- **EXERCISE OBJECTIVE**: Each entry must be restated exactly as it appears.

SUPPLIED DATA START

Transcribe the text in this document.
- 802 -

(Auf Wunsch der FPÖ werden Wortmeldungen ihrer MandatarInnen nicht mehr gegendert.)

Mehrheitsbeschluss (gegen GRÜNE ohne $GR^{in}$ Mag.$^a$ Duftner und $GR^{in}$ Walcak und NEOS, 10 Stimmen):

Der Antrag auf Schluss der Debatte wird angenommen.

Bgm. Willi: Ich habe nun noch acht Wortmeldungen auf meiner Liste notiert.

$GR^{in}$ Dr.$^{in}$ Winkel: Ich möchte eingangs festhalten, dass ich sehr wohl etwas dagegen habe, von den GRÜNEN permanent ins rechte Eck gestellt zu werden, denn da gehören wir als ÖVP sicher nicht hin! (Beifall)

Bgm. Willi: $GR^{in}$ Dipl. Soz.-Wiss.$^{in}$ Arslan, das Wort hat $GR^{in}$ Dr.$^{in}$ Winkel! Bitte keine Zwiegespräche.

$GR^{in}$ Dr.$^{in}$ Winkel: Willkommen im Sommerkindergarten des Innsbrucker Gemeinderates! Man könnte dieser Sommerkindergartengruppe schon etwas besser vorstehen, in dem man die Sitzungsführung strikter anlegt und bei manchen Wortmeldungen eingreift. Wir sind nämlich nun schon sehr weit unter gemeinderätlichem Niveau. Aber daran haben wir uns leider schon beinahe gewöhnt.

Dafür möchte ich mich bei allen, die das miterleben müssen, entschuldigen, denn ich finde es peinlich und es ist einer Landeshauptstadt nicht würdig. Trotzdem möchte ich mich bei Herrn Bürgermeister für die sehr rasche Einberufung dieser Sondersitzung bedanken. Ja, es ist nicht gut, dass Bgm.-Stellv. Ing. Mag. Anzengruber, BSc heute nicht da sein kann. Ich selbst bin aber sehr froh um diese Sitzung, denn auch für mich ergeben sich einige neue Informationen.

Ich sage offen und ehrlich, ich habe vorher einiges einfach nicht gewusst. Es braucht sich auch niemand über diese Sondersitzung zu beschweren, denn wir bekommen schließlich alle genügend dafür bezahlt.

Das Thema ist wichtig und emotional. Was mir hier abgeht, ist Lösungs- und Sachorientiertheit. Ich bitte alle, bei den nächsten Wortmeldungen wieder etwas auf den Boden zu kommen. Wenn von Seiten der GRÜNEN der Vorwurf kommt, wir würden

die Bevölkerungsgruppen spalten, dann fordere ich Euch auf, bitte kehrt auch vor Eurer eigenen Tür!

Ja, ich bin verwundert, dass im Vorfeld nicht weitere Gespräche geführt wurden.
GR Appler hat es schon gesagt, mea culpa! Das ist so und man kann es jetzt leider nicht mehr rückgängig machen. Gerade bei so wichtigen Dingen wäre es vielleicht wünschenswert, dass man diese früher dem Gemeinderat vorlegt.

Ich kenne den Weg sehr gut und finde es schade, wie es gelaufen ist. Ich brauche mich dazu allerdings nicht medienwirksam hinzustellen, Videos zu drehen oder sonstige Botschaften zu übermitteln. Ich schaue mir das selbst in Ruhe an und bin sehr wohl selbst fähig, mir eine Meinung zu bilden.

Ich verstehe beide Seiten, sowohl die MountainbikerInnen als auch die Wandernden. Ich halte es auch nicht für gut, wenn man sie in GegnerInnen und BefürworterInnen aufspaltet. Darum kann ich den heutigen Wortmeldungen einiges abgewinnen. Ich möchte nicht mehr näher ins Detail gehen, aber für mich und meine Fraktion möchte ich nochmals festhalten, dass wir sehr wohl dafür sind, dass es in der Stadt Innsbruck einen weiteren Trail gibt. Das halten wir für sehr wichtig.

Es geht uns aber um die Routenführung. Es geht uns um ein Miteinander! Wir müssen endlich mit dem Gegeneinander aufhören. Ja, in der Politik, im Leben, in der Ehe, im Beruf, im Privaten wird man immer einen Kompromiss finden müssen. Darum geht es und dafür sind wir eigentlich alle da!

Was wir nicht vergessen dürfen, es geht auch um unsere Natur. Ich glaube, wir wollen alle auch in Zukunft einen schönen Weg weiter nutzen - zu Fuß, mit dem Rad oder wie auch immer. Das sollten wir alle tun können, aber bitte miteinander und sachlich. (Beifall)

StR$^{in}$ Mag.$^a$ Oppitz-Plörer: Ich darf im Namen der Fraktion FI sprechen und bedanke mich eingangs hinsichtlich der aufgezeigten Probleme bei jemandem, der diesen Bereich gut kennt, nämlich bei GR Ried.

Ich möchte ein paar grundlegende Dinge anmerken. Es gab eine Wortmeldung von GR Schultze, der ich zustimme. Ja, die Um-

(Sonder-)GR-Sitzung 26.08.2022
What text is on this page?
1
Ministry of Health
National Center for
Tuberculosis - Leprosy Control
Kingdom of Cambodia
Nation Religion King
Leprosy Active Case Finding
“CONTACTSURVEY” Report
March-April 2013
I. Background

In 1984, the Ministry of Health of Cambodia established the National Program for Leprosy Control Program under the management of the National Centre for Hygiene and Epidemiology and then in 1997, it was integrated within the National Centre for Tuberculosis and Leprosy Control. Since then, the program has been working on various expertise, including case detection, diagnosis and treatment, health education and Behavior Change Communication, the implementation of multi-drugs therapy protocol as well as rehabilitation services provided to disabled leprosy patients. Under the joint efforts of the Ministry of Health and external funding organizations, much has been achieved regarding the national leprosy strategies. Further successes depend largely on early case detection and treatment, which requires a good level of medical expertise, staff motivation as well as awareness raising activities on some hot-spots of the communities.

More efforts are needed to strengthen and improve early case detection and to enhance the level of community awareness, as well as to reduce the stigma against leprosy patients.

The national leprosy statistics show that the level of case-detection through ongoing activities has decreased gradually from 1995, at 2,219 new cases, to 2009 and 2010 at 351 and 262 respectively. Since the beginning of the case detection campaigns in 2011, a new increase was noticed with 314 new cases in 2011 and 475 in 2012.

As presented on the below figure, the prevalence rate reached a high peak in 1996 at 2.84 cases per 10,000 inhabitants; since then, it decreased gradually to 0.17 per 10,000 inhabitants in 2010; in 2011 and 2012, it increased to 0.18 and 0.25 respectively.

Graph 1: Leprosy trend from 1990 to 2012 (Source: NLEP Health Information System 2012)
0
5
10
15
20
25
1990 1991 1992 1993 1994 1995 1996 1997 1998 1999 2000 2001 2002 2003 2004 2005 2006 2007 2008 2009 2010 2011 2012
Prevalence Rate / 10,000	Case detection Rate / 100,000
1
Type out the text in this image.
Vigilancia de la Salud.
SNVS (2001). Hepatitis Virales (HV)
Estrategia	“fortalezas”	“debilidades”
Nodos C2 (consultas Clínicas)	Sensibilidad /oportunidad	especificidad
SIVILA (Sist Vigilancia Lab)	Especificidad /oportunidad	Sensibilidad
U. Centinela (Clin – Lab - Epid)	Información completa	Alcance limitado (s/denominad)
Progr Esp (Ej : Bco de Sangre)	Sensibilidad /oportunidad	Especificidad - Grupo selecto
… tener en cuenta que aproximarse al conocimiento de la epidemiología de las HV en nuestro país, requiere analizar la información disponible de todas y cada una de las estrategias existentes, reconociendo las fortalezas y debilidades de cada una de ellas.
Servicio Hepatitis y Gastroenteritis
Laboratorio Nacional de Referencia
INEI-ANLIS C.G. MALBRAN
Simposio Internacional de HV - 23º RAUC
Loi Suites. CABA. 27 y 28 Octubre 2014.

SUPPLIED DATA END

- **YOUR SOLUTION**:
Transcribe the text in this document.
- 802 -

(Auf Wunsch der FPÖ werden Wortmeldungen ihrer MandatarInnen nicht mehr gegendert.)

Mehrheitsbeschluss (gegen GRÜNE ohne $GR^{in}$ Mag.$^a$ Duftner und $GR^{in}$ Walcak und NEOS, 10 Stimmen):

Der Antrag auf Schluss der Debatte wird angenommen.

Bgm. Willi: Ich habe nun noch acht Wortmeldungen auf meiner Liste notiert.

$GR^{in}$ Dr.$^{in}$ Winkel: Ich möchte eingangs festhalten, dass ich sehr wohl etwas dagegen habe, von den GRÜNEN permanent ins rechte Eck gestellt zu werden, denn da gehören wir als ÖVP sicher nicht hin! (Beifall)

Bgm. Willi: $GR^{in}$ Dipl. Soz.-Wiss.$^{in}$ Arslan, das Wort hat $GR^{in}$ Dr.$^{in}$ Winkel! Bitte keine Zwiegespräche.

$GR^{in}$ Dr.$^{in}$ Winkel: Willkommen im Sommerkindergarten des Innsbrucker Gemeinderates! Man könnte dieser Sommerkindergartengruppe schon etwas besser vorstehen, in dem man die Sitzungsführung strikter anlegt und bei manchen Wortmeldungen eingreift. Wir sind nämlich nun schon sehr weit unter gemeinderätlichem Niveau. Aber daran haben wir uns leider schon beinahe gewöhnt.

Dafür möchte ich mich bei allen, die das miterleben müssen, entschuldigen, denn ich finde es peinlich und es ist einer Landeshauptstadt nicht würdig. Trotzdem möchte ich mich bei Herrn Bürgermeister für die sehr rasche Einberufung dieser Sondersitzung bedanken. Ja, es ist nicht gut, dass Bgm.-Stellv. Ing. Mag. Anzengruber, BSc heute nicht da sein kann. Ich selbst bin aber sehr froh um diese Sitzung, denn auch für mich ergeben sich einige neue Informationen.

Ich sage offen und ehrlich, ich habe vorher einiges einfach nicht gewusst. Es braucht sich auch niemand über diese Sondersitzung zu beschweren, denn wir bekommen schließlich alle genügend dafür bezahlt.

Das Thema ist wichtig und emotional. Was mir hier abgeht, ist Lösungs- und Sachorientiertheit. Ich bitte alle, bei den nächsten Wortmeldungen wieder etwas auf den Boden zu kommen. Wenn von Seiten der GRÜNEN der Vorwurf kommt, wir würden

die Bevölkerungsgruppen spalten, dann fordere ich Euch auf, bitte kehrt auch vor Eurer eigenen Tür!

Ja, ich bin verwundert, dass im Vorfeld nicht weitere Gespräche geführt wurden.
GR Appler hat es schon gesagt, mea culpa! Das ist so und man kann es jetzt leider nicht mehr rückgängig machen. Gerade bei so wichtigen Dingen wäre es vielleicht wünschenswert, dass man diese früher dem Gemeinderat vorlegt.

Ich kenne den Weg sehr gut und finde es schade, wie es gelaufen ist. Ich brauche mich dazu allerdings nicht medienwirksam hinzustellen, Videos zu drehen oder sonstige Botschaften zu übermitteln. Ich schaue mir das selbst in Ruhe an und bin sehr wohl selbst fähig, mir eine Meinung zu bilden.

Ich verstehe beide Seiten, sowohl die MountainbikerInnen als auch die Wandernden. Ich halte es auch nicht für gut, wenn man sie in GegnerInnen und BefürworterInnen aufspaltet. Darum kann ich den heutigen Wortmeldungen einiges abgewinnen. Ich möchte nicht mehr näher ins Detail gehen, aber für mich und meine Fraktion möchte ich nochmals festhalten, dass wir sehr wohl dafür sind, dass es in der Stadt Innsbruck einen weiteren Trail gibt. Das halten wir für sehr wichtig.

Es geht uns aber um die Routenführung. Es geht uns um ein Miteinander! Wir müssen endlich mit dem Gegeneinander aufhören. Ja, in der Politik, im Leben, in der Ehe, im Beruf, im Privaten wird man immer einen Kompromiss finden müssen. Darum geht es und dafür sind wir eigentlich alle da!

Was wir nicht vergessen dürfen, es geht auch um unsere Natur. Ich glaube, wir wollen alle auch in Zukunft einen schönen Weg weiter nutzen - zu Fuß, mit dem Rad oder wie auch immer. Das sollten wir alle tun können, aber bitte miteinander und sachlich. (Beifall)

StR$^{in}$ Mag.$^a$ Oppitz-Plörer: Ich darf im Namen der Fraktion FI sprechen und bedanke mich eingangs hinsichtlich der aufgezeigten Probleme bei jemandem, der diesen Bereich gut kennt, nämlich bei GR Ried.

Ich möchte ein paar grundlegende Dinge anmerken. Es gab eine Wortmeldung von GR Schultze, der ich zustimme. Ja, die Um-

(Sonder-)GR-Sitzung 26.08.2022
What text is on this page?
1
Ministry of Health
National Center for
Tuberculosis - Leprosy Control
Kingdom of Cambodia
Nation Religion King
Leprosy Active Case Finding
“CONTACTSURVEY” Report
March-April 2013
I. Background

In 1984, the Ministry of Health of Cambodia established the National Program for Leprosy Control Program under the management of the National Centre for Hygiene and Epidemiology and then in 1997, it was integrated within the National Centre for Tuberculosis and Leprosy Control. Since then, the program has been working on various expertise, including case detection, diagnosis and treatment, health education and Behavior Change Communication, the implementation of multi-drugs therapy protocol as well as rehabilitation services provided to disabled leprosy patients. Under the joint efforts of the Ministry of Health and external funding organizations, much has been achieved regarding the national leprosy strategies. Further successes depend largely on early case detection and treatment, which requires a good level of medical expertise, staff motivation as well as awareness raising activities on some hot-spots of the communities.

More efforts are needed to strengthen and improve early case detection and to enhance the level of community awareness, as well as to reduce the stigma against leprosy patients.

The national leprosy statistics show that the level of case-detection through ongoing activities has decreased gradually from 1995, at 2,219 new cases, to 2009 and 2010 at 351 and 262 respectively. Since the beginning of the case detection campaigns in 2011, a new increase was noticed with 314 new cases in 2011 and 475 in 2012.

As presented on the below figure, the prevalence rate reached a high peak in 1996 at 2.84 cases per 10,000 inhabitants; since then, it decreased gradually to 0.17 per 10,000 inhabitants in 2010; in 2011 and 2012, it increased to 0.18 and 0.25 respectively.

Graph 1: Leprosy trend from 1990 to 2012 (Source: NLEP Health Information System 2012)
0
5
10
15
20
25
1990 1991 1992 1993 1994 1995 1996 1997 1998 1999 2000 2001 2002 2003 2004 2005 2006 2007 2008 2009 2010 2011 2012
Prevalence Rate / 10,000	Case detection Rate / 100,000
1
Type out the text in this image.
Vigilancia de la Salud.
SNVS (2001). Hepatitis Virales (HV)
Estrategia	“fortalezas”	“debilidades”
Nodos C2 (consultas Clínicas)	Sensibilidad /oportunidad	especificidad
SIVILA (Sist Vigilancia Lab)	Especificidad /oportunidad	Sensibilidad
U. Centinela (Clin – Lab - Epid)	Información completa	Alcance limitado (s/denominad)
Progr Esp (Ej : Bco de Sangre)	Sensibilidad /oportunidad	Especificidad - Grupo selecto
… tener en cuenta que aproximarse al conocimiento de la epidemiología de las HV en nuestro país, requiere analizar la información disponible de todas y cada una de las estrategias existentes, reconociendo las fortalezas y debilidades de cada una de ellas.
Servicio Hepatitis y Gastroenteritis
Laboratorio Nacional de Referencia
INEI-ANLIS C.G. MALBRAN
Simposio Internacional de HV - 23º RAUC
Loi Suites. CABA. 27 y 28 Octubre 2014.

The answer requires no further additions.